**Your goal:** Exactly as written, print each record in the listing.

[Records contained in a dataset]
○ ○ ○ ○

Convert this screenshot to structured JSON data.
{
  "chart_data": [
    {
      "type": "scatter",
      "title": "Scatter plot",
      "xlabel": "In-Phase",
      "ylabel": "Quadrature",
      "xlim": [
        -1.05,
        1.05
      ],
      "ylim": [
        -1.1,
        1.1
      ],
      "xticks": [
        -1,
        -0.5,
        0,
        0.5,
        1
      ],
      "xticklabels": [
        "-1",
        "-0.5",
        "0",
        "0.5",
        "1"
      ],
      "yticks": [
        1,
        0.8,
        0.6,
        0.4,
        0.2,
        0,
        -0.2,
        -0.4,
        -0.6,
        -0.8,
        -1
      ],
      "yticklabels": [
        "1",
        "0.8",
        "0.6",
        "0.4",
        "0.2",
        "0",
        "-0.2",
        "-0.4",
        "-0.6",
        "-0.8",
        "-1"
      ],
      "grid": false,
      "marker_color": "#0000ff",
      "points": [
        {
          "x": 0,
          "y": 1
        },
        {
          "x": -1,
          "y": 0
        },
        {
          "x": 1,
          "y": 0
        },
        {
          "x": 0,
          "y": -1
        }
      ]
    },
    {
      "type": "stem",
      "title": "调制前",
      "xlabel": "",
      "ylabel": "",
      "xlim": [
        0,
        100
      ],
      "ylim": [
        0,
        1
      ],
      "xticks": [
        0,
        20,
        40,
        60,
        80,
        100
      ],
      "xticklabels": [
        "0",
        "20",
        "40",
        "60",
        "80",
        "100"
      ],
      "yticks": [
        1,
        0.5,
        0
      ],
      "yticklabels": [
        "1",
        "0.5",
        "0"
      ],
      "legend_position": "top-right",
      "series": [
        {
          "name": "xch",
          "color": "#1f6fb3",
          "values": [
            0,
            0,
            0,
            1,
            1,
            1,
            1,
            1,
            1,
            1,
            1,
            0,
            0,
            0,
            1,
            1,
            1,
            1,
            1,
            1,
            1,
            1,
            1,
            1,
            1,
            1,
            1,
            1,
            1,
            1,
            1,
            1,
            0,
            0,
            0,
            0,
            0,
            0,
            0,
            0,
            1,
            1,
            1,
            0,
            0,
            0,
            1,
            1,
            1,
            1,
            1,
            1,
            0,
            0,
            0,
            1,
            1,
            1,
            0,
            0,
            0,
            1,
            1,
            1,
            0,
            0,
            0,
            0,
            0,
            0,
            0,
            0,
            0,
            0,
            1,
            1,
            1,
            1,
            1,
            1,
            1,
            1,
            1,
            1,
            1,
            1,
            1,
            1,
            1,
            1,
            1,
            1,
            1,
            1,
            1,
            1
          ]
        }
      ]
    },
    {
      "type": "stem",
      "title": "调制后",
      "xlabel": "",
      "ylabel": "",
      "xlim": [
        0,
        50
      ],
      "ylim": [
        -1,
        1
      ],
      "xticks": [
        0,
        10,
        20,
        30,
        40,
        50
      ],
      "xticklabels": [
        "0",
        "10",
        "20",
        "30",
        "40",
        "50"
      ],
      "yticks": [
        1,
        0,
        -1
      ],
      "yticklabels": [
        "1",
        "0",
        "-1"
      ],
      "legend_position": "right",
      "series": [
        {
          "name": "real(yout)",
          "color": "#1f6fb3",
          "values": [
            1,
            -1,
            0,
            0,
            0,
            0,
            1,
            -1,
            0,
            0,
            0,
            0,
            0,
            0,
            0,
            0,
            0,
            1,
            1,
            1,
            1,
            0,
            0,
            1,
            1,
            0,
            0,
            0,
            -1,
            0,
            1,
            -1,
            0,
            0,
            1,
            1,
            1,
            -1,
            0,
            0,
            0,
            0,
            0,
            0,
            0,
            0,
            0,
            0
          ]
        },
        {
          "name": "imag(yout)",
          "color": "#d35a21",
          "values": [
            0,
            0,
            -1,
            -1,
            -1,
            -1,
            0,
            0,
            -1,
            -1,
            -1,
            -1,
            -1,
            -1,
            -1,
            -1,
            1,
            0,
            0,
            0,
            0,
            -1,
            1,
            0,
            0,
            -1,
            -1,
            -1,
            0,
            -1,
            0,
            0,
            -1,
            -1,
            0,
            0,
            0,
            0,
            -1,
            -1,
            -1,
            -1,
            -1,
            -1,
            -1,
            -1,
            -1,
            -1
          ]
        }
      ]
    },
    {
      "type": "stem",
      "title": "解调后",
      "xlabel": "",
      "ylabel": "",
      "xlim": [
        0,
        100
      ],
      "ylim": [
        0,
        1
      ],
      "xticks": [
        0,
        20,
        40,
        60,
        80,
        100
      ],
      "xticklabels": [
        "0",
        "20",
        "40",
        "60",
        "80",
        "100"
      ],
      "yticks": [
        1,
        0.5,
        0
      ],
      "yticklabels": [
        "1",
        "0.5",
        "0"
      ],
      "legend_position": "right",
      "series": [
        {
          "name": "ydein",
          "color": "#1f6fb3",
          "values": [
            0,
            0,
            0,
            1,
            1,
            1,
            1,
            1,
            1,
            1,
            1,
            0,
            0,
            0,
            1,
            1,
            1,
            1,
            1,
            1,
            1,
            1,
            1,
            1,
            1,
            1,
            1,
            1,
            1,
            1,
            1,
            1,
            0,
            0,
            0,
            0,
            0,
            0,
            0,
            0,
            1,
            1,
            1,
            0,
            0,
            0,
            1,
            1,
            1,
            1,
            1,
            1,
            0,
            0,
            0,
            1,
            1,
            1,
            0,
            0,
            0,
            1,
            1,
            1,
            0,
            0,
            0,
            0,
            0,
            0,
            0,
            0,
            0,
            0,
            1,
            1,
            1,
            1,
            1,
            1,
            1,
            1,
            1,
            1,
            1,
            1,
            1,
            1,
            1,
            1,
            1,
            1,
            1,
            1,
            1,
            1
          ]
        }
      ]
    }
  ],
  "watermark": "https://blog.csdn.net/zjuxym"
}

○ ○ ○ ○

**The reply:**
Convert this screenshot to structured JSON data.
{
  "chart_data": [
    {
      "type": "scatter",
      "title": "Scatter plot",
      "xlabel": "In-Phase",
      "ylabel": "Quadrature",
      "xlim": [
        -1.05,
        1.05
      ],
      "ylim": [
        -1.1,
        1.1
      ],
      "xticks": [
        -1,
        -0.5,
        0,
        0.5,
        1
      ],
      "xticklabels": [
        "-1",
        "-0.5",
        "0",
        "0.5",
        "1"
      ],
      "yticks": [
        1,
        0.8,
        0.6,
        0.4,
        0.2,
        0,
        -0.2,
        -0.4,
        -0.6,
        -0.8,
        -1
      ],
      "yticklabels": [
        "1",
        "0.8",
        "0.6",
        "0.4",
        "0.2",
        "0",
        "-0.2",
        "-0.4",
        "-0.6",
        "-0.8",
        "-1"
      ],
      "grid": false,
      "marker_color": "#0000ff",
      "points": [
        {
          "x": 0,
          "y": 1
        },
        {
          "x": -1,
          "y": 0
        },
        {
          "x": 1,
          "y": 0
        },
        {
          "x": 0,
          "y": -1
        }
      ]
    },
    {
      "type": "stem",
      "title": "调制前",
      "xlabel": "",
      "ylabel": "",
      "xlim": [
        0,
        100
      ],
      "ylim": [
        0,
        1
      ],
      "xticks": [
        0,
        20,
        40,
        60,
        80,
        100
      ],
      "xticklabels": [
        "0",
        "20",
        "40",
        "60",
        "80",
        "100"
      ],
      "yticks": [
        1,
        0.5,
        0
      ],
      "yticklabels": [
        "1",
        "0.5",
        "0"
      ],
      "legend_position": "top-right",
      "series": [
        {
          "name": "xch",
          "color": "#1f6fb3",
          "values": [
            0,
            0,
            0,
            1,
            1,
            1,
            1,
            1,
            1,
            1,
            1,
            0,
            0,
            0,
            1,
            1,
            1,
            1,
            1,
            1,
            1,
            1,
            1,
            1,
            1,
            1,
            1,
            1,
            1,
            1,
            1,
            1,
            0,
            0,
            0,
            0,
            0,
            0,
            0,
            0,
            1,
            1,
            1,
            0,
            0,
            0,
            1,
            1,
            1,
            1,
            1,
            1,
            0,
            0,
            0,
            1,
            1,
            1,
            0,
            0,
            0,
            1,
            1,
            1,
            0,
            0,
            0,
            0,
            0,
            0,
            0,
            0,
            0,
            0,
            1,
            1,
            1,
            1,
            1,
            1,
            1,
            1,
            1,
            1,
            1,
            1,
            1,
            1,
            1,
            1,
            1,
            1,
            1,
            1,
            1,
            1
          ]
        }
      ]
    },
    {
      "type": "stem",
      "title": "调制后",
      "xlabel": "",
      "ylabel": "",
      "xlim": [
        0,
        50
      ],
      "ylim": [
        -1,
        1
      ],
      "xticks": [
        0,
        10,
        20,
        30,
        40,
        50
      ],
      "xticklabels": [
        "0",
        "10",
        "20",
        "30",
        "40",
        "50"
      ],
      "yticks": [
        1,
        0,
        -1
      ],
      "yticklabels": [
        "1",
        "0",
        "-1"
      ],
      "legend_position": "right",
      "series": [
        {
          "name": "real(yout)",
          "color": "#1f6fb3",
          "values": [
            1,
            -1,
            0,
            0,
            0,
            0,
            1,
            -1,
            0,
            0,
            0,
            0,
            0,
            0,
            0,
            0,
            0,
            1,
            1,
            1,
            1,
            0,
            0,
            1,
            1,
            0,
            0,
            0,
            -1,
            0,
            1,
            -1,
            0,
            0,
            1,
            1,
            1,
            -1,
            0,
            0,
            0,
            0,
            0,
            0,
            0,
            0,
            0,
            0
          ]
        },
        {
          "name": "imag(yout)",
          "color": "#d35a21",
          "values": [
            0,
            0,
            -1,
            -1,
            -1,
            -1,
            0,
            0,
            -1,
            -1,
            -1,
            -1,
            -1,
            -1,
            -1,
            -1,
            1,
            0,
            0,
            0,
            0,
            -1,
            1,
            0,
            0,
            -1,
            -1,
            -1,
            0,
            -1,
            0,
            0,
            -1,
            -1,
            0,
            0,
            0,
            0,
            -1,
            -1,
            -1,
            -1,
            -1,
            -1,
            -1,
            -1,
            -1,
            -1
          ]
        }
      ]
    },
    {
      "type": "stem",
      "title": "解调后",
      "xlabel": "",
      "ylabel": "",
      "xlim": [
        0,
        100
      ],
      "ylim": [
        0,
        1
      ],
      "xticks": [
        0,
        20,
        40,
        60,
        80,
        100
      ],
      "xticklabels": [
        "0",
        "20",
        "40",
        "60",
        "80",
        "100"
      ],
      "yticks": [
        1,
        0.5,
        0
      ],
      "yticklabels": [
        "1",
        "0.5",
        "0"
      ],
      "legend_position": "right",
      "series": [
        {
          "name": "ydein",
          "color": "#1f6fb3",
          "values": [
            0,
            0,
            0,
            1,
            1,
            1,
            1,
            1,
            1,
            1,
            1,
            0,
            0,
            0,
            1,
            1,
            1,
            1,
            1,
            1,
            1,
            1,
            1,
            1,
            1,
            1,
            1,
            1,
            1,
            1,
            1,
            1,
            0,
            0,
            0,
            0,
            0,
            0,
            0,
            0,
            1,
            1,
            1,
            0,
            0,
            0,
            1,
            1,
            1,
            1,
            1,
            1,
            0,
            0,
            0,
            1,
            1,
            1,
            0,
            0,
            0,
            1,
            1,
            1,
            0,
            0,
            0,
            0,
            0,
            0,
            0,
            0,
            0,
            0,
            1,
            1,
            1,
            1,
            1,
            1,
            1,
            1,
            1,
            1,
            1,
            1,
            1,
            1,
            1,
            1,
            1,
            1,
            1,
            1,
            1,
            1
          ]
        }
      ]
    }
  ],
  "watermark": "https://blog.csdn.net/zjuxym"
}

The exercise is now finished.